──────── Material to process
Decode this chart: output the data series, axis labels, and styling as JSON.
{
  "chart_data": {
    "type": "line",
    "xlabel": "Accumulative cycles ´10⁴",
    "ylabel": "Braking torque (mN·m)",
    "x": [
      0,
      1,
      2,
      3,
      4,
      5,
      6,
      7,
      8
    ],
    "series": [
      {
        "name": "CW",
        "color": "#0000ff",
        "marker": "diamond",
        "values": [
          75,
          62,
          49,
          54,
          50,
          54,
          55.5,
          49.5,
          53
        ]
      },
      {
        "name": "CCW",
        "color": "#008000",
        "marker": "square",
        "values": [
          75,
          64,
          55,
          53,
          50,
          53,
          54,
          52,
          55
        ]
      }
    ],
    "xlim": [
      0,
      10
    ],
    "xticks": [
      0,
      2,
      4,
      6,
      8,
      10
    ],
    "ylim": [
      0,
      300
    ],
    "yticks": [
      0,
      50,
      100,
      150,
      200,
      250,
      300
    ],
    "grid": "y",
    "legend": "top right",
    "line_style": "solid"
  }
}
────────────────
Given request: From the records above, extract each line exactly as shown.

Task result:
Decode this chart: output the data series, axis labels, and styling as JSON.
{
  "chart_data": {
    "type": "line",
    "xlabel": "Accumulative cycles ´10⁴",
    "ylabel": "Braking torque (mN·m)",
    "x": [
      0,
      1,
      2,
      3,
      4,
      5,
      6,
      7,
      8
    ],
    "series": [
      {
        "name": "CW",
        "color": "#0000ff",
        "marker": "diamond",
        "values": [
          75,
          62,
          49,
          54,
          50,
          54,
          55.5,
          49.5,
          53
        ]
      },
      {
        "name": "CCW",
        "color": "#008000",
        "marker": "square",
        "values": [
          75,
          64,
          55,
          53,
          50,
          53,
          54,
          52,
          55
        ]
      }
    ],
    "xlim": [
      0,
      10
    ],
    "xticks": [
      0,
      2,
      4,
      6,
      8,
      10
    ],
    "ylim": [
      0,
      300
    ],
    "yticks": [
      0,
      50,
      100,
      150,
      200,
      250,
      300
    ],
    "grid": "y",
    "legend": "top right",
    "line_style": "solid"
  }
}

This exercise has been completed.